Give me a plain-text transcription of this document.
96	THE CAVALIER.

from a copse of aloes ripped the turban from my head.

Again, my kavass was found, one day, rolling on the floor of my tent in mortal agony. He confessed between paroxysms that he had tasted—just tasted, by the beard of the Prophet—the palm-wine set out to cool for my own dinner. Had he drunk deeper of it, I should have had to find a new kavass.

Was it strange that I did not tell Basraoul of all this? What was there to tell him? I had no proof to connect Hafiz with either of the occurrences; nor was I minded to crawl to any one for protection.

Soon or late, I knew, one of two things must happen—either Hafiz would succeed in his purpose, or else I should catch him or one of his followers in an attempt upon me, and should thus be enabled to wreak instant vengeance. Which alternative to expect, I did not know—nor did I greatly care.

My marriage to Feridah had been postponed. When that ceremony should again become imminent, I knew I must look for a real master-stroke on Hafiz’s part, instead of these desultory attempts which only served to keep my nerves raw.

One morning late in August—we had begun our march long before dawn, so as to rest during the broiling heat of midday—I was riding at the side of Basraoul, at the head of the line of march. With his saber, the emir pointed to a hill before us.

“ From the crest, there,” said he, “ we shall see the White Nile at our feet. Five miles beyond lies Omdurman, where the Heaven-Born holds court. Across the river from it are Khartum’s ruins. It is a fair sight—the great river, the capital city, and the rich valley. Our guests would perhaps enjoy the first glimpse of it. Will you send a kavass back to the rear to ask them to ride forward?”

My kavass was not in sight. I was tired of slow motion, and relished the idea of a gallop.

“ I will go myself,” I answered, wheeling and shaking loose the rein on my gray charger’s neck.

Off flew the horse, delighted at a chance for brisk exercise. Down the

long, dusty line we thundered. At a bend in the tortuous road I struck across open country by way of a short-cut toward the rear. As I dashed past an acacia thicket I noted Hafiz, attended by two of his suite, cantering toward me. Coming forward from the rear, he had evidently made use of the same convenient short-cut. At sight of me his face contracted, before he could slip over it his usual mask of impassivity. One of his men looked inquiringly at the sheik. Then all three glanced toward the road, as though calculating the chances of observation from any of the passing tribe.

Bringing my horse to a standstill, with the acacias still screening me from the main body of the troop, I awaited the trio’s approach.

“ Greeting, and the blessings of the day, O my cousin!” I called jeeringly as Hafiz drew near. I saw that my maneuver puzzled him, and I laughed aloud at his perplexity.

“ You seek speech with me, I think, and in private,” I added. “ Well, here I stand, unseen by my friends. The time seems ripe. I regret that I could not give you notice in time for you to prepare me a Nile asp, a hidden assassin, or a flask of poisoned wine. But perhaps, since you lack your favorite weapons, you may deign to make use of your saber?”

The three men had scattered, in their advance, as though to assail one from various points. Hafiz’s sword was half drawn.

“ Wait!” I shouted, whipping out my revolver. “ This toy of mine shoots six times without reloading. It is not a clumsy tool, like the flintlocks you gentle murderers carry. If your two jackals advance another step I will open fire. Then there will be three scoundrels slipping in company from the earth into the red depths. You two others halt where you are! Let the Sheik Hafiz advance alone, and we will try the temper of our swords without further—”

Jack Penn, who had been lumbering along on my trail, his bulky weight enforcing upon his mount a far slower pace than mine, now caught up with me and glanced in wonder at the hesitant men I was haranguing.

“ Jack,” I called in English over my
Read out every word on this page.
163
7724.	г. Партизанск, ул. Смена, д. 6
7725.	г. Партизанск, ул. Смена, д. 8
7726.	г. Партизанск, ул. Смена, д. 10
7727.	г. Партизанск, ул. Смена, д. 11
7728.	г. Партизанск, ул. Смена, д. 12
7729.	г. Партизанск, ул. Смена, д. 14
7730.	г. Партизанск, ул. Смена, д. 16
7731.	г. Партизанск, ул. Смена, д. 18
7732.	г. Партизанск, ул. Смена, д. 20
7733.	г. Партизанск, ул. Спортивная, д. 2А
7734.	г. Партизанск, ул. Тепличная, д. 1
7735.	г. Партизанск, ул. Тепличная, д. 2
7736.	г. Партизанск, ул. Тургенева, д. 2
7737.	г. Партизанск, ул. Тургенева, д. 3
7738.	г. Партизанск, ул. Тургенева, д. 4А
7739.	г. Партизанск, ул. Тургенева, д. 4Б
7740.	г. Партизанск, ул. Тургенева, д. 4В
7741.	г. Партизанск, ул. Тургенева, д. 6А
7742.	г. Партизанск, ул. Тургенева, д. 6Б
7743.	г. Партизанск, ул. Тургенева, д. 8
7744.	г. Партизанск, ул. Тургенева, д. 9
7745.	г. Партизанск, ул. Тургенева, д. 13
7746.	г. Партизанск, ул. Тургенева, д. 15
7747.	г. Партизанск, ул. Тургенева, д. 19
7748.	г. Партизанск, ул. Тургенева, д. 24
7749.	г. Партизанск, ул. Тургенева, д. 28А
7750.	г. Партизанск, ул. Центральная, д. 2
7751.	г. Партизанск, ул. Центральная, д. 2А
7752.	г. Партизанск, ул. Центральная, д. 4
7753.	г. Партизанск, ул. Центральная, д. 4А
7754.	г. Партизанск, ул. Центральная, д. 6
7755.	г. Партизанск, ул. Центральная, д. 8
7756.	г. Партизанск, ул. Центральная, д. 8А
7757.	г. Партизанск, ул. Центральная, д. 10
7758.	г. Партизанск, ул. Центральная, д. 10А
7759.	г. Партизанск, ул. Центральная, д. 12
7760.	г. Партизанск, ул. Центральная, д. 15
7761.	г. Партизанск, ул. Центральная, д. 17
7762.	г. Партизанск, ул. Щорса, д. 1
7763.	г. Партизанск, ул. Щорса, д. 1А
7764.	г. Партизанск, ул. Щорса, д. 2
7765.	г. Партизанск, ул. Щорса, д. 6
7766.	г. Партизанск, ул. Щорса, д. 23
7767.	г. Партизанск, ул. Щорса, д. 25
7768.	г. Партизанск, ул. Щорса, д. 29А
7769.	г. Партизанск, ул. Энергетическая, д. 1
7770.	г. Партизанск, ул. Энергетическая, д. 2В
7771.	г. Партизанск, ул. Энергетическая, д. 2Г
· · · ·
TASK INSTRUCTIONS: Reply with the number of lines in the material above that contain "over", and nothing more.

SOLUTION: 2